Written problem
Pull out every line below that holds the word "image".

— begin Task material —

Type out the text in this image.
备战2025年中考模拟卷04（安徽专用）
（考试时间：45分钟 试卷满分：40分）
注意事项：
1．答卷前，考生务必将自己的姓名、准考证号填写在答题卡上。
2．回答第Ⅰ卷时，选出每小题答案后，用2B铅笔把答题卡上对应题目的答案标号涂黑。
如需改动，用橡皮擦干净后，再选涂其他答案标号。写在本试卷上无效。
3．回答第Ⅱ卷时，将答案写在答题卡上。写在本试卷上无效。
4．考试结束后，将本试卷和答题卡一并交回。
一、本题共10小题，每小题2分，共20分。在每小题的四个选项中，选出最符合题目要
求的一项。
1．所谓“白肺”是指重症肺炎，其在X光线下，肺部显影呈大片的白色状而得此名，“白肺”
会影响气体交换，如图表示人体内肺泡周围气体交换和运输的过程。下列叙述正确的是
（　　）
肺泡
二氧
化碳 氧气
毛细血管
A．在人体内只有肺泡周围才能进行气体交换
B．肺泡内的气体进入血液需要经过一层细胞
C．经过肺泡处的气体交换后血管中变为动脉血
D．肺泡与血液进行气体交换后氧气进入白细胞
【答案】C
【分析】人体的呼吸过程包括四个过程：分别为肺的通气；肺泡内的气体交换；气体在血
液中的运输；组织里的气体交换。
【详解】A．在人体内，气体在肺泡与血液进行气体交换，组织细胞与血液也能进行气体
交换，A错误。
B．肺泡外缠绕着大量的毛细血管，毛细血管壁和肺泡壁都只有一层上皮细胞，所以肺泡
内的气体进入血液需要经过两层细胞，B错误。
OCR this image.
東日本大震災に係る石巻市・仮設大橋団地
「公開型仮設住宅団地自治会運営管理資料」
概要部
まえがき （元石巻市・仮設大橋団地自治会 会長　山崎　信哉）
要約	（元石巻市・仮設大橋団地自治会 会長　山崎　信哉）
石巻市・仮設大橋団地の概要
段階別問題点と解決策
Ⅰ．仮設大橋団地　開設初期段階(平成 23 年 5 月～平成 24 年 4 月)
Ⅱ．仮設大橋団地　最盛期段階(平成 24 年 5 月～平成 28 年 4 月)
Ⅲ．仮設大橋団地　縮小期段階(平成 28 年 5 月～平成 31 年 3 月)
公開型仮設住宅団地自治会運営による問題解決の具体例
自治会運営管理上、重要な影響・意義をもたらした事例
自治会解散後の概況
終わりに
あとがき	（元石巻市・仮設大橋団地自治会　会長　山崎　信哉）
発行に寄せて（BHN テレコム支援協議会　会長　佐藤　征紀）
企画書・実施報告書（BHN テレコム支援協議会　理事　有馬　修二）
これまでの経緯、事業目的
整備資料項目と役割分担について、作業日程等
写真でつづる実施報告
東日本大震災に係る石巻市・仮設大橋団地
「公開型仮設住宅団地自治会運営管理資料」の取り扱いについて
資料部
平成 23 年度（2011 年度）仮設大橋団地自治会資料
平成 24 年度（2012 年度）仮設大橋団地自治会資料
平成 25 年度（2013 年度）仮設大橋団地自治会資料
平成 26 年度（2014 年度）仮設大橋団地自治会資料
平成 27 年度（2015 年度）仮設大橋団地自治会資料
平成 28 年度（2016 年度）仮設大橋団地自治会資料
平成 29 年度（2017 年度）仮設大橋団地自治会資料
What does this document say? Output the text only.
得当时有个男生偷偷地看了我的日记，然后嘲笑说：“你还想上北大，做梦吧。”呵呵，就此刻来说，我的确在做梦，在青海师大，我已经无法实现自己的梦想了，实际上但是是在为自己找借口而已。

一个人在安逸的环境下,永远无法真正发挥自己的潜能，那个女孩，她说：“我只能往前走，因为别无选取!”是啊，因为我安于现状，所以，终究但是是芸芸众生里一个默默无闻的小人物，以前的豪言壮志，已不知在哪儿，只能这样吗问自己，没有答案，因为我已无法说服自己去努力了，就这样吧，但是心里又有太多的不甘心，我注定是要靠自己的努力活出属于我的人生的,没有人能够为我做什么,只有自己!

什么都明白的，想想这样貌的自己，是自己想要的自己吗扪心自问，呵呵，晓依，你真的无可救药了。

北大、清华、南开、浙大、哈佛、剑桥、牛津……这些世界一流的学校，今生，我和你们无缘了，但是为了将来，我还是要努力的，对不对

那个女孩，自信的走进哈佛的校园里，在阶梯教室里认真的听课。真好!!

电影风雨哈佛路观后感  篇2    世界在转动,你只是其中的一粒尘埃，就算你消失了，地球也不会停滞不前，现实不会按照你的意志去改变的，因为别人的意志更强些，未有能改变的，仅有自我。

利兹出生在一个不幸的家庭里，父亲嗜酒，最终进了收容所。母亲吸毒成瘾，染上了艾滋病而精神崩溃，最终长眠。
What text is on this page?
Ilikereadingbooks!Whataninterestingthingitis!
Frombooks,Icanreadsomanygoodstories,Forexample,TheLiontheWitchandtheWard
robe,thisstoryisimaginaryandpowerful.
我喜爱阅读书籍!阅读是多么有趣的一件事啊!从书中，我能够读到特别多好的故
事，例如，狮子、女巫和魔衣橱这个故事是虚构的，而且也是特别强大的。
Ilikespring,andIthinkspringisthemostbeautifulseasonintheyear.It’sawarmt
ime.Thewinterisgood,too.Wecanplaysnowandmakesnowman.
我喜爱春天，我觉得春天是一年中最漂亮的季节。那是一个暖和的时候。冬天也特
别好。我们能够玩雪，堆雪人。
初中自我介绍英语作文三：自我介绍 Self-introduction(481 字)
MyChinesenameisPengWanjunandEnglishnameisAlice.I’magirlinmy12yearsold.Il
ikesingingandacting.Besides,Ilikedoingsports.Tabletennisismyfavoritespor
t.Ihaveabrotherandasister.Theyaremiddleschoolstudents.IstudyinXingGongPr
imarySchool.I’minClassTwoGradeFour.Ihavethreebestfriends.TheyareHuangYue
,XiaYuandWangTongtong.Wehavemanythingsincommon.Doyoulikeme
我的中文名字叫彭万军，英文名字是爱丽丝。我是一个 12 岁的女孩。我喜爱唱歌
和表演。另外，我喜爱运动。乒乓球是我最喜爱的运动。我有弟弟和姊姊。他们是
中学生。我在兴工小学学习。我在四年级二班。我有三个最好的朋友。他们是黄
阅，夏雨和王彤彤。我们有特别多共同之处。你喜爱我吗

— end Task material —

Solution
Type out the text in this image.
OCR this image.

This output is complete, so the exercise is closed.